## Required work
Copy out every line in the entries below that includes "value".

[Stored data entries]
------------------------------

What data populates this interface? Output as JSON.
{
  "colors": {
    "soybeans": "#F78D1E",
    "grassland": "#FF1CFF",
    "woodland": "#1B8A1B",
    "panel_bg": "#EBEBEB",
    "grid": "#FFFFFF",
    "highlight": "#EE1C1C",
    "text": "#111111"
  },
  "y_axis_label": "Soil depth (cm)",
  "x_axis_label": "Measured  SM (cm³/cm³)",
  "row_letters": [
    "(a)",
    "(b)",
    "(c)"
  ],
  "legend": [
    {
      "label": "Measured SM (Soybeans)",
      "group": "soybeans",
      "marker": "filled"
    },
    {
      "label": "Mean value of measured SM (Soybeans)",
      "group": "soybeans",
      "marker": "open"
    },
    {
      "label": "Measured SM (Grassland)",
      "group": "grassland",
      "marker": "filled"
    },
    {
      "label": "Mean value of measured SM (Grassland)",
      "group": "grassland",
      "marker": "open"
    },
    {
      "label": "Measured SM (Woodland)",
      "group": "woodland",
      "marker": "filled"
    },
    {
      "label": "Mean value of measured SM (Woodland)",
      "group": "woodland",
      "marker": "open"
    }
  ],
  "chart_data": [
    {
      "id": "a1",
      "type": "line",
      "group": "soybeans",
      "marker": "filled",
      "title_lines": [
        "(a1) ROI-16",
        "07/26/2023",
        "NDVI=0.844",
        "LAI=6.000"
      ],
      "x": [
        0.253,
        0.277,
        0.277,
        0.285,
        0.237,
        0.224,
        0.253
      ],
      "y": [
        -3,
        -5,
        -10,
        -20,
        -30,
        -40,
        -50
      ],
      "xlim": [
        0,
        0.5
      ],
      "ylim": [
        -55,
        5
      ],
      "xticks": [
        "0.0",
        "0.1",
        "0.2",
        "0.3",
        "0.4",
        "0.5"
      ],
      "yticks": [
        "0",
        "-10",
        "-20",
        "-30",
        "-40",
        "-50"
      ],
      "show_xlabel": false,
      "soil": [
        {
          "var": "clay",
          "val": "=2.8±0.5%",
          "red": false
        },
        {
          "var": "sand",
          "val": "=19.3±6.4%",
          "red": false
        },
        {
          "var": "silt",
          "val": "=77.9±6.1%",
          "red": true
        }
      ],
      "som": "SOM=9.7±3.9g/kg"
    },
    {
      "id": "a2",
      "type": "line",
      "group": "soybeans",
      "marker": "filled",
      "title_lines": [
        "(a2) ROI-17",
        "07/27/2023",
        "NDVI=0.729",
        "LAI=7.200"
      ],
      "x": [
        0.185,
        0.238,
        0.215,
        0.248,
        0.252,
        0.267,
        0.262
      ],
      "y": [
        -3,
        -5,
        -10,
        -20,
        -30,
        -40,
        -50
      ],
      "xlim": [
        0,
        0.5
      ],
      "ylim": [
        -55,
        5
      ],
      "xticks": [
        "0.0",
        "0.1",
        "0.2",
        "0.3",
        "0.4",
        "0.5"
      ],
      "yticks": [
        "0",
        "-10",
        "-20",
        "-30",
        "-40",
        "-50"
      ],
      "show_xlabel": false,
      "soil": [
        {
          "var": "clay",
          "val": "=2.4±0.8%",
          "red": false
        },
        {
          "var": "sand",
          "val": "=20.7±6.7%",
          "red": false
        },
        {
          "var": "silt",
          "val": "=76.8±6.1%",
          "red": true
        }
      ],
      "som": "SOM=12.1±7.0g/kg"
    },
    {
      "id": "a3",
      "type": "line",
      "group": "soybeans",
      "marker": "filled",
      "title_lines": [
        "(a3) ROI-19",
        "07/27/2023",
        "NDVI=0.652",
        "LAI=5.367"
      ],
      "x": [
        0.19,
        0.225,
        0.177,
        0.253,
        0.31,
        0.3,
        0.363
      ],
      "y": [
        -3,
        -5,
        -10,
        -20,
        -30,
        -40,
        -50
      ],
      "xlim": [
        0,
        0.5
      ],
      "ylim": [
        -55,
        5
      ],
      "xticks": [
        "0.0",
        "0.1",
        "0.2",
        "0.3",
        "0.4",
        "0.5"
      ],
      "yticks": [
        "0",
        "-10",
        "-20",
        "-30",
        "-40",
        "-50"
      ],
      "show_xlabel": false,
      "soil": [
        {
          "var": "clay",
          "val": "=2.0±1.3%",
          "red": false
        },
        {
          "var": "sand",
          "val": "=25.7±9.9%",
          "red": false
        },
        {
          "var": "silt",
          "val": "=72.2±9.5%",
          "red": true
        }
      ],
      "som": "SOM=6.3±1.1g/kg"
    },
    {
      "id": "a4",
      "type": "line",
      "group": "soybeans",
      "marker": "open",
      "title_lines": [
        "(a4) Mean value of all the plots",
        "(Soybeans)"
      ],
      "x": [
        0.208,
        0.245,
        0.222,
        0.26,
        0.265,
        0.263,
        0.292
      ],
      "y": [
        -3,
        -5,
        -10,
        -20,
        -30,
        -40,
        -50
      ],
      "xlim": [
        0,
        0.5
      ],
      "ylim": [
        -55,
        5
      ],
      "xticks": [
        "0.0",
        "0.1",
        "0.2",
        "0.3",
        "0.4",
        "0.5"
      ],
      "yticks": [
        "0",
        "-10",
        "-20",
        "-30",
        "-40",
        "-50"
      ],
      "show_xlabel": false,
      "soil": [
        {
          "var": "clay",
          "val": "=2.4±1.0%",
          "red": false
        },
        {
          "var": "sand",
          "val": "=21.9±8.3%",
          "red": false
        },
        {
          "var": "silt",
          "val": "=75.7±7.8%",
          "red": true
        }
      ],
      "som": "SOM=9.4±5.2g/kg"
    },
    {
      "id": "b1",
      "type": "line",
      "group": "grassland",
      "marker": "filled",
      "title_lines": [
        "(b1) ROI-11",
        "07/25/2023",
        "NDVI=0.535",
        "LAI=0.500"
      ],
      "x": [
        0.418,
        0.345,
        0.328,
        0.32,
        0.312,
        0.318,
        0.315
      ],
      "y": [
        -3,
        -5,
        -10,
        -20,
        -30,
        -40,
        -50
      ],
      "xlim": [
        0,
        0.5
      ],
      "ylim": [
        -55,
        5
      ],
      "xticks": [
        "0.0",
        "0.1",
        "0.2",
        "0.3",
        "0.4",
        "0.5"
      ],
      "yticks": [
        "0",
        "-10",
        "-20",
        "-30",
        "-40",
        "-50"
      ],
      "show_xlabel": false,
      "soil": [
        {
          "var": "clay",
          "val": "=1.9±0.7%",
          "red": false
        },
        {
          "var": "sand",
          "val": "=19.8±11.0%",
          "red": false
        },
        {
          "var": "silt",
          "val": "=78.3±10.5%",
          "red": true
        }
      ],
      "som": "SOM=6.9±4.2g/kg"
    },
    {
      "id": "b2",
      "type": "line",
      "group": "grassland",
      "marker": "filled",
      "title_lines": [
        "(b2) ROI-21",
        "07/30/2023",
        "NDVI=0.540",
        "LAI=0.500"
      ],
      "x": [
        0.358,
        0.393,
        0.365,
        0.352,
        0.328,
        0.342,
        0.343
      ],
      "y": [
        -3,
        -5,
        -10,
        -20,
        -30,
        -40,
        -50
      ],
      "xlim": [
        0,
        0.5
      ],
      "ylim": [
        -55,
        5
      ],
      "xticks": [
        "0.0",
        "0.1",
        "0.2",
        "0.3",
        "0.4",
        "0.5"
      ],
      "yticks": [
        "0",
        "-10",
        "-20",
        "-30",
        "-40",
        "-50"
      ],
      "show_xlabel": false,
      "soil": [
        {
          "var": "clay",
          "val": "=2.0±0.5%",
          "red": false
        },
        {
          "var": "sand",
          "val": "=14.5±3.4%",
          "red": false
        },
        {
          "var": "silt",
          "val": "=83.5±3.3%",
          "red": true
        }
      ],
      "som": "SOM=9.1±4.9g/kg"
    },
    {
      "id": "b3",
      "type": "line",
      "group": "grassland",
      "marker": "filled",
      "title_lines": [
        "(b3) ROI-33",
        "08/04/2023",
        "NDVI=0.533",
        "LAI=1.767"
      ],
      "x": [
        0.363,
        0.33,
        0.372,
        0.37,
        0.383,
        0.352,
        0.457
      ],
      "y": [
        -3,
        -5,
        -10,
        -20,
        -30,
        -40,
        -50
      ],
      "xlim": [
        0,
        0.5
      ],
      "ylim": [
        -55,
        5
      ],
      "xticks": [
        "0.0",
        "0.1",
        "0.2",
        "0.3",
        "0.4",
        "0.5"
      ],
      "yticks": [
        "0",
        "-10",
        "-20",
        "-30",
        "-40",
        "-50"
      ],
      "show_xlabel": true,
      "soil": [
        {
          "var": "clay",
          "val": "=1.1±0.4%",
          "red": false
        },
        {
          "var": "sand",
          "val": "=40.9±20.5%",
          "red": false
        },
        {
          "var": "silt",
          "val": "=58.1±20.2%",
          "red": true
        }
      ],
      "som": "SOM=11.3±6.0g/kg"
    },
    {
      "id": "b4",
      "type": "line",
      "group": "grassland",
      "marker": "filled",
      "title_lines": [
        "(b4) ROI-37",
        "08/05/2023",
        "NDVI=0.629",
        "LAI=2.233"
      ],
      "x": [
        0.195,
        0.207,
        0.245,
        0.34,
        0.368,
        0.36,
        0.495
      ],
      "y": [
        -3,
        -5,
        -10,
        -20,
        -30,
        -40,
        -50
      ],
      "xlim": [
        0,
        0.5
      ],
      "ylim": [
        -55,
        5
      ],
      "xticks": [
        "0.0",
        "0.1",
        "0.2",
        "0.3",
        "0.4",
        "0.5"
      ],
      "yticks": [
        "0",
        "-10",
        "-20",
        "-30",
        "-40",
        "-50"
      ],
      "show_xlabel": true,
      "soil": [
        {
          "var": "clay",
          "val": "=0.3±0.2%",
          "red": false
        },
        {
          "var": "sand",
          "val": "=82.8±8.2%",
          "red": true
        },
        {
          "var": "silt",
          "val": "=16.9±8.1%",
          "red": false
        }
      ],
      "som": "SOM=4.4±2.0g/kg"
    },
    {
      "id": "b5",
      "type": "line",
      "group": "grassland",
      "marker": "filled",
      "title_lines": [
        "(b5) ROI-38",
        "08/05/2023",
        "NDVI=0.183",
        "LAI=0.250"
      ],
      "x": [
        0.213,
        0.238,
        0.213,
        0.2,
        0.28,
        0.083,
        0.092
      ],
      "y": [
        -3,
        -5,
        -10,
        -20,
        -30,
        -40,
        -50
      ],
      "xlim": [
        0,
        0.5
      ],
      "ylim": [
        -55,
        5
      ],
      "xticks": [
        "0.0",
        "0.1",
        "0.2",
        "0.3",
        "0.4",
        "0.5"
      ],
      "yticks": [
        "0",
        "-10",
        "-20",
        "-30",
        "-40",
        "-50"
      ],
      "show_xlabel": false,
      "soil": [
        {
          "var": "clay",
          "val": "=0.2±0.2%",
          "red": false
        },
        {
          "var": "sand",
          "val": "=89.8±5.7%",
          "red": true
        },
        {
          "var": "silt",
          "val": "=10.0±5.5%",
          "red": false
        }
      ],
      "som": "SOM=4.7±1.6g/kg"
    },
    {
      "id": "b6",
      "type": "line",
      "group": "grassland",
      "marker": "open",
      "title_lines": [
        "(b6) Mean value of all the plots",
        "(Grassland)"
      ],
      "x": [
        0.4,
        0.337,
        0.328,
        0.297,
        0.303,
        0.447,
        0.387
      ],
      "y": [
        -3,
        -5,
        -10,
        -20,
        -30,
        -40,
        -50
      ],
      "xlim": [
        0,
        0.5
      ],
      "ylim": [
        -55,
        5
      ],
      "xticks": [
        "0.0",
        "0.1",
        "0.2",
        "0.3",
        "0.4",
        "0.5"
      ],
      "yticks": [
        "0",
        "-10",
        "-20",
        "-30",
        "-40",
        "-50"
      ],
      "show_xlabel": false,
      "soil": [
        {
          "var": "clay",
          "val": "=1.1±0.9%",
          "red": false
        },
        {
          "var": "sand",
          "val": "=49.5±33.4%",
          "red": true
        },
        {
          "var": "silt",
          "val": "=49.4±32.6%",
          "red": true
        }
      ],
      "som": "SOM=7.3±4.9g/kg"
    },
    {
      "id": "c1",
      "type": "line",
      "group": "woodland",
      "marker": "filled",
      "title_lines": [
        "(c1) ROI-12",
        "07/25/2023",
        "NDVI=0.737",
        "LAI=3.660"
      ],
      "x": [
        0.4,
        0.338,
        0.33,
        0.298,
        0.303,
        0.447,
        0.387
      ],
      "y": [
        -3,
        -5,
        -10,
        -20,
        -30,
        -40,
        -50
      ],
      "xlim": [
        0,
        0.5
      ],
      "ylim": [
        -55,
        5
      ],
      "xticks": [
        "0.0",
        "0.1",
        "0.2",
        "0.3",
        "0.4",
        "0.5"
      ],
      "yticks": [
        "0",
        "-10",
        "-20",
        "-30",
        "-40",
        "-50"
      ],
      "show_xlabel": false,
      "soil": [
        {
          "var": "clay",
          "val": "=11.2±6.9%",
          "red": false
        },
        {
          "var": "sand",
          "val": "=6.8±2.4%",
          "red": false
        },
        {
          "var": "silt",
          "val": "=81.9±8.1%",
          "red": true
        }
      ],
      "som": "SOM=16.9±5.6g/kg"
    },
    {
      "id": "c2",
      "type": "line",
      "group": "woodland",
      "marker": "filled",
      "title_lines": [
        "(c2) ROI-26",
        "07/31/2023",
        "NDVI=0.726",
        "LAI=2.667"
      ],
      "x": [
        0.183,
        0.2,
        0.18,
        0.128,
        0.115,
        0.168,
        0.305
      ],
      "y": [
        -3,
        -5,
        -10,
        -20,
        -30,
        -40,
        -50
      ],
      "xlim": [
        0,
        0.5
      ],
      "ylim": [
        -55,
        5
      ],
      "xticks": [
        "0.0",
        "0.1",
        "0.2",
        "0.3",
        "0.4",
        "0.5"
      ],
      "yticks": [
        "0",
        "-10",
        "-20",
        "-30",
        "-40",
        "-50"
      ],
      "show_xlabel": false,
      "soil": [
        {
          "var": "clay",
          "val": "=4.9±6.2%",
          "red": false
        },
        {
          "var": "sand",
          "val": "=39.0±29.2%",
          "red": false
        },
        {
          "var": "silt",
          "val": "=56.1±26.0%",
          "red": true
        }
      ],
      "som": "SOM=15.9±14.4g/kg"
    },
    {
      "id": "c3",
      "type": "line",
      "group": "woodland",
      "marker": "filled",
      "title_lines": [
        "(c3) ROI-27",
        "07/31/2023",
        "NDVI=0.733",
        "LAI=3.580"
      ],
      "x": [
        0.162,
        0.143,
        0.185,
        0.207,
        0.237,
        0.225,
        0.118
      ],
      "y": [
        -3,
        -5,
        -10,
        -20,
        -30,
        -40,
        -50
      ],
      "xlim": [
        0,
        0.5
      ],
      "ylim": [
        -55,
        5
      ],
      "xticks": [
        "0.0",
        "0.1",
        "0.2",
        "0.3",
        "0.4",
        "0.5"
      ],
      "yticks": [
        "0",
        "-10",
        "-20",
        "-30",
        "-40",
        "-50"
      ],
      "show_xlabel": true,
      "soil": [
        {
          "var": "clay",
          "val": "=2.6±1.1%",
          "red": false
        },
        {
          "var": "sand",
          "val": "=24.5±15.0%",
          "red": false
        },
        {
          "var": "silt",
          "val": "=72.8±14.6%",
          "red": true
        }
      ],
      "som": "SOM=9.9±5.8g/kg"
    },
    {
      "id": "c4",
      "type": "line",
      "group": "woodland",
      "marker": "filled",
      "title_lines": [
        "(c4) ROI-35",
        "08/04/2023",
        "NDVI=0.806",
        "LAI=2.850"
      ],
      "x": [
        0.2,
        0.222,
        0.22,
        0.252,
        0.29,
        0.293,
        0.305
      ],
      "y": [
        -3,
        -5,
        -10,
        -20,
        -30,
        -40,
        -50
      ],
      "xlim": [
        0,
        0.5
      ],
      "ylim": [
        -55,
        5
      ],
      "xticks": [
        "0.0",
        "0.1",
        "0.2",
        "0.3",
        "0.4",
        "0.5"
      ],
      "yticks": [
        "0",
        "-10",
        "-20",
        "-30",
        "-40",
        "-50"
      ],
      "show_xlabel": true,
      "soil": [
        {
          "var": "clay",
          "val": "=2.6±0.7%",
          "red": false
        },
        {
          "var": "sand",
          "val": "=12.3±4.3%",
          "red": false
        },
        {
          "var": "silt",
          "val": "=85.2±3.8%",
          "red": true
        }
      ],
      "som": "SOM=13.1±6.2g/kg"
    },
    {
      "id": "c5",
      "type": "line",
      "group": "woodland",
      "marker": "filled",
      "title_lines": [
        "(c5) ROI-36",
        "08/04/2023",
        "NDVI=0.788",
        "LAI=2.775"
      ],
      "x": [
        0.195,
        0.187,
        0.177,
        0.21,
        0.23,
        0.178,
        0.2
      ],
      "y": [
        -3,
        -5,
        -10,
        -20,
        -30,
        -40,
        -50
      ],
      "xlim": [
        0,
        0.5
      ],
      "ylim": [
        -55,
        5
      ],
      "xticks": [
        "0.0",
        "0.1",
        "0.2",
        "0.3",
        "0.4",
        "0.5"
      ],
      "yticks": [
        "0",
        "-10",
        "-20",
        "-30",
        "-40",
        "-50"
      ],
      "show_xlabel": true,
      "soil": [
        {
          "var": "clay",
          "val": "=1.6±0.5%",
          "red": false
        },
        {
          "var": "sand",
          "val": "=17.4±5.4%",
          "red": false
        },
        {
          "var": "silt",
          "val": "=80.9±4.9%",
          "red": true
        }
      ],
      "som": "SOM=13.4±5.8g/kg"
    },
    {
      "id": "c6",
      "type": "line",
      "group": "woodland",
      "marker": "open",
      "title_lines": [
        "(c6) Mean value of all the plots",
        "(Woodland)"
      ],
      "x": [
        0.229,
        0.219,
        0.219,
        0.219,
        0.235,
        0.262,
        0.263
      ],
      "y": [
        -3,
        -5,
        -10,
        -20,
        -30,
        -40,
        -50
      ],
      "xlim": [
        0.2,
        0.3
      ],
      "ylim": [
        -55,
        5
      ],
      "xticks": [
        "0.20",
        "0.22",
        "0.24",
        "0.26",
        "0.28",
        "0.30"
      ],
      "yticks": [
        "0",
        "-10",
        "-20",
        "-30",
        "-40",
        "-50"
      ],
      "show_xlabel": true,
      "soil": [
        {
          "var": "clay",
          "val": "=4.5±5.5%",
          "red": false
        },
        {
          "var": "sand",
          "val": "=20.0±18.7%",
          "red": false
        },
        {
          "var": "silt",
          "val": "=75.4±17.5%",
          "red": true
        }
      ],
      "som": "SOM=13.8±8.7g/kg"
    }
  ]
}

------------------------------

## Task result
      "label": "Mean value of measured SM (Soybeans)",
      "label": "Mean value of measured SM (Grassland)",
      "label": "Mean value of measured SM (Woodland)",
        "(a4) Mean value of all the plots",
        "(b6) Mean value of all the plots",
        "(c6) Mean value of all the plots",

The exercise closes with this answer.